**What you will do**
Return only the number of lines in the entries below that hold the word "پشاور".

**Excerpted records**
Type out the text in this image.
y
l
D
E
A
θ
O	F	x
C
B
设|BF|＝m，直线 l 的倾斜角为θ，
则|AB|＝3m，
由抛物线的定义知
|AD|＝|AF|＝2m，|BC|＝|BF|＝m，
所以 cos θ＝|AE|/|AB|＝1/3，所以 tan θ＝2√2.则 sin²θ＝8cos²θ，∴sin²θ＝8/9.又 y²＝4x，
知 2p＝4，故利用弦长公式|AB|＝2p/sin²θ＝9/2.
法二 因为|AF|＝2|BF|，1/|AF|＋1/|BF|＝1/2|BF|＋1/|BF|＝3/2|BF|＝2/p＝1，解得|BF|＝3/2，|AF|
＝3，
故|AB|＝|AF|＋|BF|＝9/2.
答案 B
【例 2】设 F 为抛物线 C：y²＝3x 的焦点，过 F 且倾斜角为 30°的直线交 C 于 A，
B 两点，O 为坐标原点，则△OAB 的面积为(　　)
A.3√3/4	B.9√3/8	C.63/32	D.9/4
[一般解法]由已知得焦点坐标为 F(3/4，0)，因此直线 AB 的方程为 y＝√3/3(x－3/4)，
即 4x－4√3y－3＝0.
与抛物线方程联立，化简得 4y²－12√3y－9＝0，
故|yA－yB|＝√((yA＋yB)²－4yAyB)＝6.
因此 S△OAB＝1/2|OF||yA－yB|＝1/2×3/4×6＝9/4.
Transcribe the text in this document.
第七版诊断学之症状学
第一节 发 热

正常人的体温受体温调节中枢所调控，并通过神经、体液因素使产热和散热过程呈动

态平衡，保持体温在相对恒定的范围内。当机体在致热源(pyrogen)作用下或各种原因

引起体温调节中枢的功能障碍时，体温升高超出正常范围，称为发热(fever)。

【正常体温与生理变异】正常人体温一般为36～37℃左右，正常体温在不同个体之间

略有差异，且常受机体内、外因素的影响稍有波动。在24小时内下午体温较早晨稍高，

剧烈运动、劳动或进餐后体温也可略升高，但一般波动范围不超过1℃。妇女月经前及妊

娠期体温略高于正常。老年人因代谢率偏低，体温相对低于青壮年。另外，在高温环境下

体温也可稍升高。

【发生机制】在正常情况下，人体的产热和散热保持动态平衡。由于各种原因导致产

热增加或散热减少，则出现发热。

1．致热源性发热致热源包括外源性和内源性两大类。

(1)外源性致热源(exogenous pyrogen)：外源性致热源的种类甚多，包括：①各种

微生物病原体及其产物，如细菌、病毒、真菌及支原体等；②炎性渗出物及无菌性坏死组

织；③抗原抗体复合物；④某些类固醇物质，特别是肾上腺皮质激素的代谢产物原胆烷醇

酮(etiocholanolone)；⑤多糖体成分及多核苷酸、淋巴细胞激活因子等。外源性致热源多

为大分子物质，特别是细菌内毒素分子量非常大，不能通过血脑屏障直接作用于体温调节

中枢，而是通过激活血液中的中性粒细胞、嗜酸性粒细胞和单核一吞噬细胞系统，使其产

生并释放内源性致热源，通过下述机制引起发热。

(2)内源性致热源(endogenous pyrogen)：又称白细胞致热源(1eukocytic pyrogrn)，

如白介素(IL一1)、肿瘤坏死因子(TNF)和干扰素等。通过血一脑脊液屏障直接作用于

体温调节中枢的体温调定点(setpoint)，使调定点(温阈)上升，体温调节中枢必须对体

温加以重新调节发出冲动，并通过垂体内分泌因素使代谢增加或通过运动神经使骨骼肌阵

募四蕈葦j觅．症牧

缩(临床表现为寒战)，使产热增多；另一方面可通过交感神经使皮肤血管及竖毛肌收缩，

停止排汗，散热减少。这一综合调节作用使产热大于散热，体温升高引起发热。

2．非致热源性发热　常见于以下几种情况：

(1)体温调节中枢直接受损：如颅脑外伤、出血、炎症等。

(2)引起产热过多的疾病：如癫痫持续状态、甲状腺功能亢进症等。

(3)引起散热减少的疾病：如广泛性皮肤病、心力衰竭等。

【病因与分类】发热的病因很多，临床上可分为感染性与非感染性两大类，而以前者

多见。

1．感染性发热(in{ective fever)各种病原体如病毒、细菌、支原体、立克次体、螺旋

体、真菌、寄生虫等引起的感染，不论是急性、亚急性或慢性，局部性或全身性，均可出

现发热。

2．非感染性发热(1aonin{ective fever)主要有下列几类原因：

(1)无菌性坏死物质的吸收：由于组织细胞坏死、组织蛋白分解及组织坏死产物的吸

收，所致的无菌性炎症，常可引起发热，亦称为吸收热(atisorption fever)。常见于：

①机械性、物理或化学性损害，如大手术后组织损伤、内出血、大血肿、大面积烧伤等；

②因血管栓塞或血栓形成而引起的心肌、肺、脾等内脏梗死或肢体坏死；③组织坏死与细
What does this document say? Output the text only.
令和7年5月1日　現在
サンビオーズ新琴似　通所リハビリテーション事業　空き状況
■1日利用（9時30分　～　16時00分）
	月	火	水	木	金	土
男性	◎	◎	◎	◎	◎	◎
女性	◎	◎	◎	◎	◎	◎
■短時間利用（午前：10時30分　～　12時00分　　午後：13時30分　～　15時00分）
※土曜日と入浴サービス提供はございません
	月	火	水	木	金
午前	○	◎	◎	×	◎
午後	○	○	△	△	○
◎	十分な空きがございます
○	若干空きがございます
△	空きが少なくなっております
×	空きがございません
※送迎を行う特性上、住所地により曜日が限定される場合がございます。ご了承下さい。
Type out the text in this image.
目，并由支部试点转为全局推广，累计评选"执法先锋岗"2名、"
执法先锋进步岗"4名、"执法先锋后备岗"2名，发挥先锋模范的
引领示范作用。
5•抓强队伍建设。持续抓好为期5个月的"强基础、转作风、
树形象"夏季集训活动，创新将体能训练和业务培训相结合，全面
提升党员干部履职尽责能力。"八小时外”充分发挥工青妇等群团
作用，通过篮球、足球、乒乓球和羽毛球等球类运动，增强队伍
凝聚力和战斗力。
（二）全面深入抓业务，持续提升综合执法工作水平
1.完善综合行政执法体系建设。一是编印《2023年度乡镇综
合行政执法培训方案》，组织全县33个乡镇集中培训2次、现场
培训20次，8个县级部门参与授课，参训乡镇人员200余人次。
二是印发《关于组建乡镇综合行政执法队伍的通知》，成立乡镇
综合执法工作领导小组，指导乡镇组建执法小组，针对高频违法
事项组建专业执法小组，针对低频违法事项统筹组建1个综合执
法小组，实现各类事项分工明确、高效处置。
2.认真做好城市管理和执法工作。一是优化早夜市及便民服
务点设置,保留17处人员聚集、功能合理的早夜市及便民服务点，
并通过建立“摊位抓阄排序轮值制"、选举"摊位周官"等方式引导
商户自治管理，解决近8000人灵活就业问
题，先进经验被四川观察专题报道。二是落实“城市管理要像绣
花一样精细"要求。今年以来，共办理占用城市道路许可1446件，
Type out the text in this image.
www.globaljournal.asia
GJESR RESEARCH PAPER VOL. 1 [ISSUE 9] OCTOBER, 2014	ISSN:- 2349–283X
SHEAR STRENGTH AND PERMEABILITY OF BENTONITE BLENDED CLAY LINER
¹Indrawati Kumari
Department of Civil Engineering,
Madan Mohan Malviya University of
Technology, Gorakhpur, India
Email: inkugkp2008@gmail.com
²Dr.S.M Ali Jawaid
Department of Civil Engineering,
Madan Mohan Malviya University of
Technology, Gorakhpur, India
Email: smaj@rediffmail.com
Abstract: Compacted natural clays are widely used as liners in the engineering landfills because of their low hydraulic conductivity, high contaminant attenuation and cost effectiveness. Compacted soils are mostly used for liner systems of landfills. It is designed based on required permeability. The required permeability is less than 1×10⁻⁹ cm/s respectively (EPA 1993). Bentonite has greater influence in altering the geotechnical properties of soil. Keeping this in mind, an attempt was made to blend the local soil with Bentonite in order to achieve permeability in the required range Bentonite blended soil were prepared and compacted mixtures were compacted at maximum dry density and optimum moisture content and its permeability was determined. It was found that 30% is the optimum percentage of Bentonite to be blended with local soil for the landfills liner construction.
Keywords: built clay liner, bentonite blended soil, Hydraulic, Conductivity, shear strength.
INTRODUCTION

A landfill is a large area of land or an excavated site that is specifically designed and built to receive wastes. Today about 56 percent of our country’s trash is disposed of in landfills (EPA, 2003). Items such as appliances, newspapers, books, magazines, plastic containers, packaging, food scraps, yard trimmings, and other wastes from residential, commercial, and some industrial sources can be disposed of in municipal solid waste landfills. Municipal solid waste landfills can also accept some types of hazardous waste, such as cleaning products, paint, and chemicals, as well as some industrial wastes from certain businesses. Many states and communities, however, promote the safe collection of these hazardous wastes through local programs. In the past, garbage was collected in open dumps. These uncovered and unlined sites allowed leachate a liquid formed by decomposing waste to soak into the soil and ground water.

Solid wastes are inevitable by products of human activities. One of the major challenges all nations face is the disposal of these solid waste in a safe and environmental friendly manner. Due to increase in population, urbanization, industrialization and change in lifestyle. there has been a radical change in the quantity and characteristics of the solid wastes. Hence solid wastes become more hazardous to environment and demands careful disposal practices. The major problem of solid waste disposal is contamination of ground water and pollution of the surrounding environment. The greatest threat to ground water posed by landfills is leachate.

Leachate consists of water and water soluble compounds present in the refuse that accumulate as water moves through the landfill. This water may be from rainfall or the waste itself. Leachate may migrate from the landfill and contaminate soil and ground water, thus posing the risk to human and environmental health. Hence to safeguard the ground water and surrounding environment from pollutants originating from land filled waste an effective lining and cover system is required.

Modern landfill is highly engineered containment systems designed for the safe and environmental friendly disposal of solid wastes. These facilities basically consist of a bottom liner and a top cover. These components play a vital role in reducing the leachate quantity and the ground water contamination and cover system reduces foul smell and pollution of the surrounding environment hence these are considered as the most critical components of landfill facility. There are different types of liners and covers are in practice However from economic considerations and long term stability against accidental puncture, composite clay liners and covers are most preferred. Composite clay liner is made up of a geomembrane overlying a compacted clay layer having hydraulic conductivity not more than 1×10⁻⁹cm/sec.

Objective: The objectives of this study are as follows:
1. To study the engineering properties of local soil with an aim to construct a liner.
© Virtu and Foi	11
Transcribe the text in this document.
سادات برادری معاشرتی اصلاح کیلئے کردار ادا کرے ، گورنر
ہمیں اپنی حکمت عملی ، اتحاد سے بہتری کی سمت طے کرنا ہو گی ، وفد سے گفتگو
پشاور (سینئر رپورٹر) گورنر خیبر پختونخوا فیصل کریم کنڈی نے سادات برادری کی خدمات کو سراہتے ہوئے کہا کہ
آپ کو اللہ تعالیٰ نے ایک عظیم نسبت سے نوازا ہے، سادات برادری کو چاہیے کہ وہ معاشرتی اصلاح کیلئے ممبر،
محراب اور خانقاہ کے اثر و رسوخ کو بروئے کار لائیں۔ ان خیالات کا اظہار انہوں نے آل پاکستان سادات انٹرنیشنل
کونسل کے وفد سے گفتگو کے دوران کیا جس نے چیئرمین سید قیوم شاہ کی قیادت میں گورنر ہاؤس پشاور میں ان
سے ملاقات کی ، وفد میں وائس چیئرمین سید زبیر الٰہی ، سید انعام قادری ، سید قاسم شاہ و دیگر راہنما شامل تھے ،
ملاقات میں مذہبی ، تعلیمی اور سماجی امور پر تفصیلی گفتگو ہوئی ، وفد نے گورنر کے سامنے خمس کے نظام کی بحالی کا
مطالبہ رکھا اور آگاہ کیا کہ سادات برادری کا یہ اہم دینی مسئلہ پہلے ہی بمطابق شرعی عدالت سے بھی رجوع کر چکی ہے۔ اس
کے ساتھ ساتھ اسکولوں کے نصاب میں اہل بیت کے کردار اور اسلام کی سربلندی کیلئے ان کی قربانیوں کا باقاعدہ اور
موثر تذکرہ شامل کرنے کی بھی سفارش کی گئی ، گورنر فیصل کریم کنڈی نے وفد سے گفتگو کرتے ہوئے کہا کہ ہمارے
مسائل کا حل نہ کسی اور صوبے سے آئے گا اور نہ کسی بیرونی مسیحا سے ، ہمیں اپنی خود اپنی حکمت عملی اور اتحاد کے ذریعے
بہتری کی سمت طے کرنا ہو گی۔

**Response to this exercise**
2